**TASK TO CARRY OUT**
Set down every entry word for word. Omit the pictures.

**MATERIAL PROVIDED**
-----

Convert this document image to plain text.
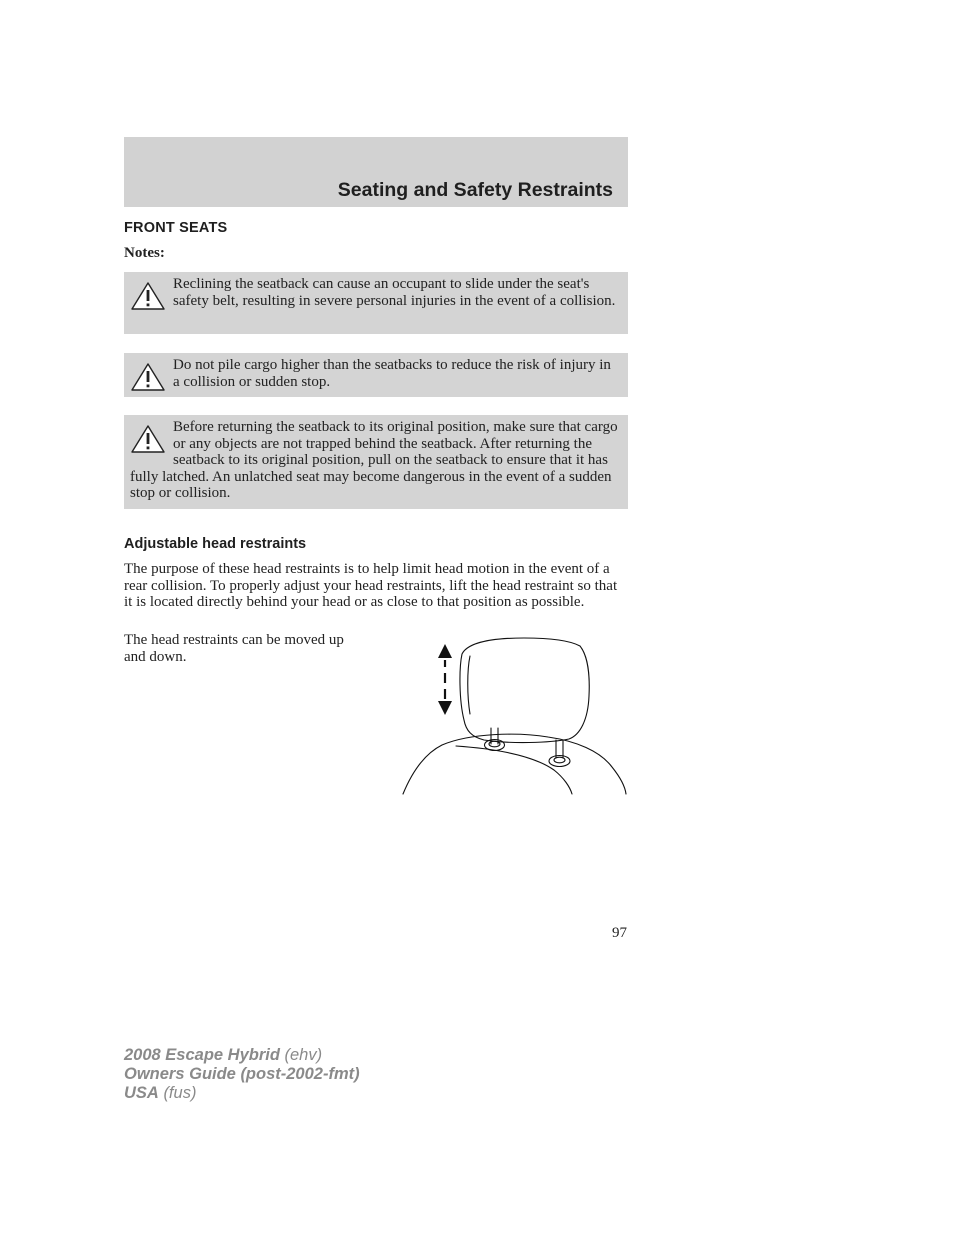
Seating and Safety Restraints
FRONT SEATS
Notes:
Reclining the seatback can cause an occupant to slide under the seat's safety belt, resulting in severe personal injuries in the event of a collision.
Do not pile cargo higher than the seatbacks to reduce the risk of injury in a collision or sudden stop.
Before returning the seatback to its original position, make sure that cargo or any objects are not trapped behind the seatback. After returning the seatback to its original position, pull on the seatback to ensure that it has fully latched. An unlatched seat may become dangerous in the event of a sudden stop or collision.
Adjustable head restraints
The purpose of these head restraints is to help limit head motion in the event of a rear collision. To properly adjust your head restraints, lift the head restraint so that it is located directly behind your head or as close to that position as possible.
The head restraints can be moved up and down.
97
2008 Escape Hybrid (ehv)
Owners Guide (post-2002-fmt)
USA (fus)
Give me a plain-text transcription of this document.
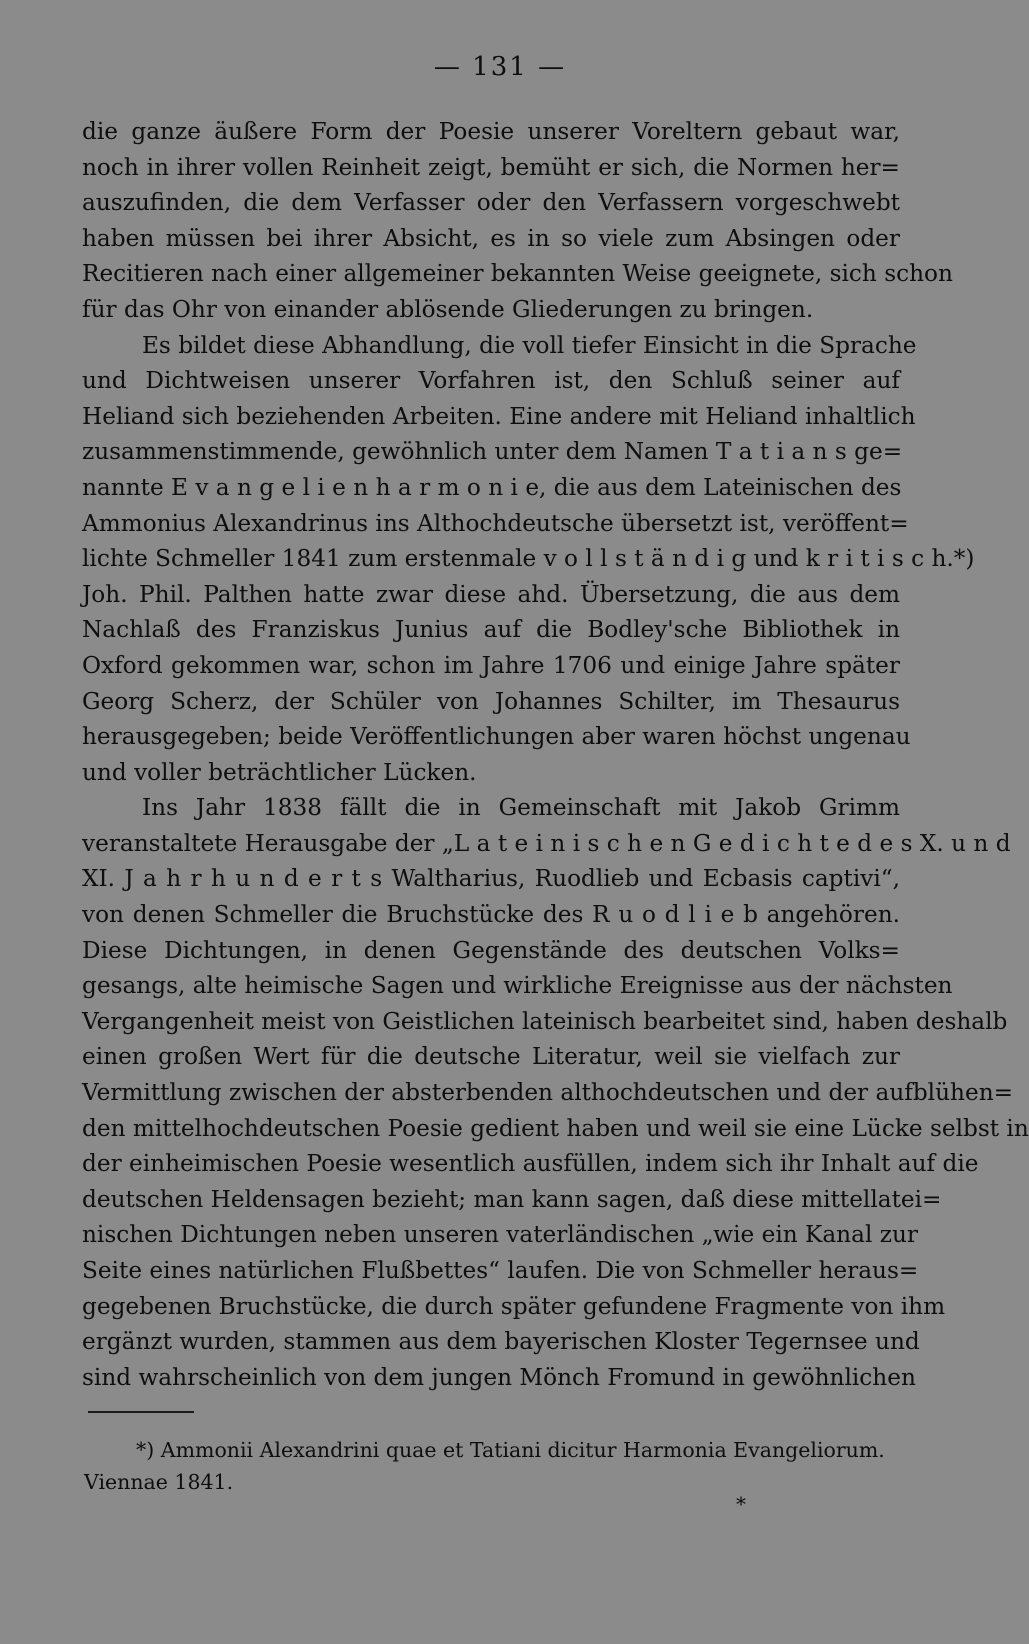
— 131 —
die ganze äußere Form der Poesie unserer Voreltern gebaut war,
noch in ihrer vollen Reinheit zeigt, bemüht er sich, die Normen her=
auszufinden, die dem Verfasser oder den Verfassern vorgeschwebt
haben müssen bei ihrer Absicht, es in so viele zum Absingen oder
Recitieren nach einer allgemeiner bekannten Weise geeignete, sich schon
für das Ohr von einander ablösende Gliederungen zu bringen.
Es bildet diese Abhandlung, die voll tiefer Einsicht in die Sprache
und Dichtweisen unserer Vorfahren ist, den Schluß seiner auf
Heliand sich beziehenden Arbeiten. Eine andere mit Heliand inhaltlich
zusammenstimmende, gewöhnlich unter dem Namen T a t i a n s ge=
nannte E v a n g e l i e n h a r m o n i e, die aus dem Lateinischen des
Ammonius Alexandrinus ins Althochdeutsche übersetzt ist, veröffent=
lichte Schmeller 1841 zum erstenmale v o l l s t ä n d i g und k r i t i s c h.*)
Joh. Phil. Palthen hatte zwar diese ahd. Übersetzung, die aus dem
Nachlaß des Franziskus Junius auf die Bodley'sche Bibliothek in
Oxford gekommen war, schon im Jahre 1706 und einige Jahre später
Georg Scherz, der Schüler von Johannes Schilter, im Thesaurus
herausgegeben; beide Veröffentlichungen aber waren höchst ungenau
und voller beträchtlicher Lücken.
Ins Jahr 1838 fällt die in Gemeinschaft mit Jakob Grimm
veranstaltete Herausgabe der „L a t e i n i s c h e n G e d i c h t e d e s X. u n d
XI. J a h r h u n d e r t s Waltharius, Ruodlieb und Ecbasis captivi“,
von denen Schmeller die Bruchstücke des R u o d l i e b angehören.
Diese Dichtungen, in denen Gegenstände des deutschen Volks=
gesangs, alte heimische Sagen und wirkliche Ereignisse aus der nächsten
Vergangenheit meist von Geistlichen lateinisch bearbeitet sind, haben deshalb
einen großen Wert für die deutsche Literatur, weil sie vielfach zur
Vermittlung zwischen der absterbenden althochdeutschen und der aufblühen=
den mittelhochdeutschen Poesie gedient haben und weil sie eine Lücke selbst in
der einheimischen Poesie wesentlich ausfüllen, indem sich ihr Inhalt auf die
deutschen Heldensagen bezieht; man kann sagen, daß diese mittellatei=
nischen Dichtungen neben unseren vaterländischen „wie ein Kanal zur
Seite eines natürlichen Flußbettes“ laufen. Die von Schmeller heraus=
gegebenen Bruchstücke, die durch später gefundene Fragmente von ihm
ergänzt wurden, stammen aus dem bayerischen Kloster Tegernsee und
sind wahrscheinlich von dem jungen Mönch Fromund in gewöhnlichen
*) Ammonii Alexandrini quae et Tatiani dicitur Harmonia Evangeliorum.
Viennae 1841.
*
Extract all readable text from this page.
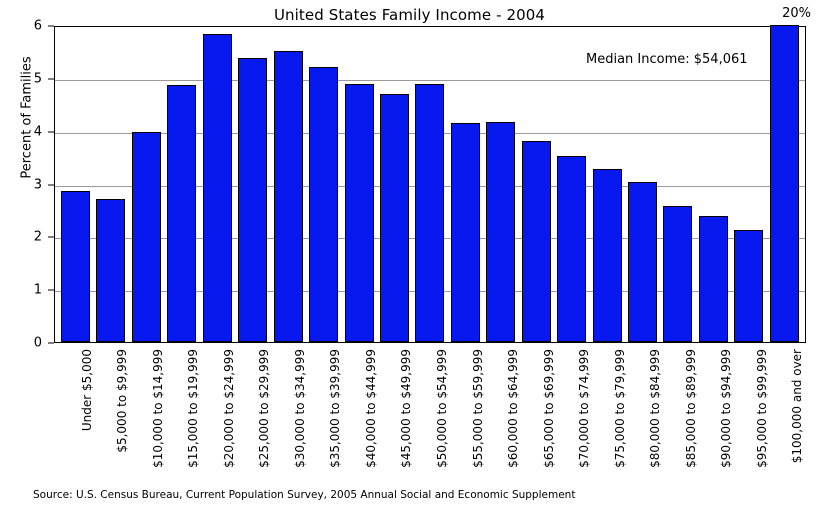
United States Family Income - 2004	20%
Percent of Families
0
1
2
3
4
5
6
Median Income: $54,061
Under $5,000 $5,000 to $9,999 $10,000 to $14,999 $15,000 to $19,999 $20,000 to $24,999 $25,000 to $29,999 $30,000 to $34,999 $35,000 to $39,999 $40,000 to $44,999 $45,000 to $49,999 $50,000 to $54,999 $55,000 to $59,999 $60,000 to $64,999 $65,000 to $69,999 $70,000 to $74,999 $75,000 to $79,999 $80,000 to $84,999 $85,000 to $89,999 $90,000 to $94,999 $95,000 to $99,999 $100,000 and over
Source: U.S. Census Bureau, Current Population Survey, 2005 Annual Social and Economic Supplement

-----

**EXPECTED ANSWER**
Convert this document image to plain text.
Seating and Safety Restraints
FRONT SEATS
Notes:
Reclining the seatback can cause an occupant to slide under the seat's safety belt, resulting in severe personal injuries in the event of a collision.
Do not pile cargo higher than the seatbacks to reduce the risk of injury in a collision or sudden stop.
Before returning the seatback to its original position, make sure that cargo or any objects are not trapped behind the seatback. After returning the seatback to its original position, pull on the seatback to ensure that it has fully latched. An unlatched seat may become dangerous in the event of a sudden stop or collision.
Adjustable head restraints
The purpose of these head restraints is to help limit head motion in the event of a rear collision. To properly adjust your head restraints, lift the head restraint so that it is located directly behind your head or as close to that position as possible.
The head restraints can be moved up and down.
97
2008 Escape Hybrid (ehv)
Owners Guide (post-2002-fmt)
USA (fus)
Give me a plain-text transcription of this document.
— 131 —
die ganze äußere Form der Poesie unserer Voreltern gebaut war,
noch in ihrer vollen Reinheit zeigt, bemüht er sich, die Normen her=
auszufinden, die dem Verfasser oder den Verfassern vorgeschwebt
haben müssen bei ihrer Absicht, es in so viele zum Absingen oder
Recitieren nach einer allgemeiner bekannten Weise geeignete, sich schon
für das Ohr von einander ablösende Gliederungen zu bringen.
Es bildet diese Abhandlung, die voll tiefer Einsicht in die Sprache
und Dichtweisen unserer Vorfahren ist, den Schluß seiner auf
Heliand sich beziehenden Arbeiten. Eine andere mit Heliand inhaltlich
zusammenstimmende, gewöhnlich unter dem Namen T a t i a n s ge=
nannte E v a n g e l i e n h a r m o n i e, die aus dem Lateinischen des
Ammonius Alexandrinus ins Althochdeutsche übersetzt ist, veröffent=
lichte Schmeller 1841 zum erstenmale v o l l s t ä n d i g und k r i t i s c h.*)
Joh. Phil. Palthen hatte zwar diese ahd. Übersetzung, die aus dem
Nachlaß des Franziskus Junius auf die Bodley'sche Bibliothek in
Oxford gekommen war, schon im Jahre 1706 und einige Jahre später
Georg Scherz, der Schüler von Johannes Schilter, im Thesaurus
herausgegeben; beide Veröffentlichungen aber waren höchst ungenau
und voller beträchtlicher Lücken.
Ins Jahr 1838 fällt die in Gemeinschaft mit Jakob Grimm
veranstaltete Herausgabe der „L a t e i n i s c h e n G e d i c h t e d e s X. u n d
XI. J a h r h u n d e r t s Waltharius, Ruodlieb und Ecbasis captivi“,
von denen Schmeller die Bruchstücke des R u o d l i e b angehören.
Diese Dichtungen, in denen Gegenstände des deutschen Volks=
gesangs, alte heimische Sagen und wirkliche Ereignisse aus der nächsten
Vergangenheit meist von Geistlichen lateinisch bearbeitet sind, haben deshalb
einen großen Wert für die deutsche Literatur, weil sie vielfach zur
Vermittlung zwischen der absterbenden althochdeutschen und der aufblühen=
den mittelhochdeutschen Poesie gedient haben und weil sie eine Lücke selbst in
der einheimischen Poesie wesentlich ausfüllen, indem sich ihr Inhalt auf die
deutschen Heldensagen bezieht; man kann sagen, daß diese mittellatei=
nischen Dichtungen neben unseren vaterländischen „wie ein Kanal zur
Seite eines natürlichen Flußbettes“ laufen. Die von Schmeller heraus=
gegebenen Bruchstücke, die durch später gefundene Fragmente von ihm
ergänzt wurden, stammen aus dem bayerischen Kloster Tegernsee und
sind wahrscheinlich von dem jungen Mönch Fromund in gewöhnlichen
*) Ammonii Alexandrini quae et Tatiani dicitur Harmonia Evangeliorum.
Viennae 1841.
*
Extract all readable text from this page.
United States Family Income - 2004	20%
Percent of Families
0
1
2
3
4
5
6
Median Income: $54,061
Under $5,000 $5,000 to $9,999 $10,000 to $14,999 $15,000 to $19,999 $20,000 to $24,999 $25,000 to $29,999 $30,000 to $34,999 $35,000 to $39,999 $40,000 to $44,999 $45,000 to $49,999 $50,000 to $54,999 $55,000 to $59,999 $60,000 to $64,999 $65,000 to $69,999 $70,000 to $74,999 $75,000 to $79,999 $80,000 to $84,999 $85,000 to $89,999 $90,000 to $94,999 $95,000 to $99,999 $100,000 and over
Source: U.S. Census Bureau, Current Population Survey, 2005 Annual Social and Economic Supplement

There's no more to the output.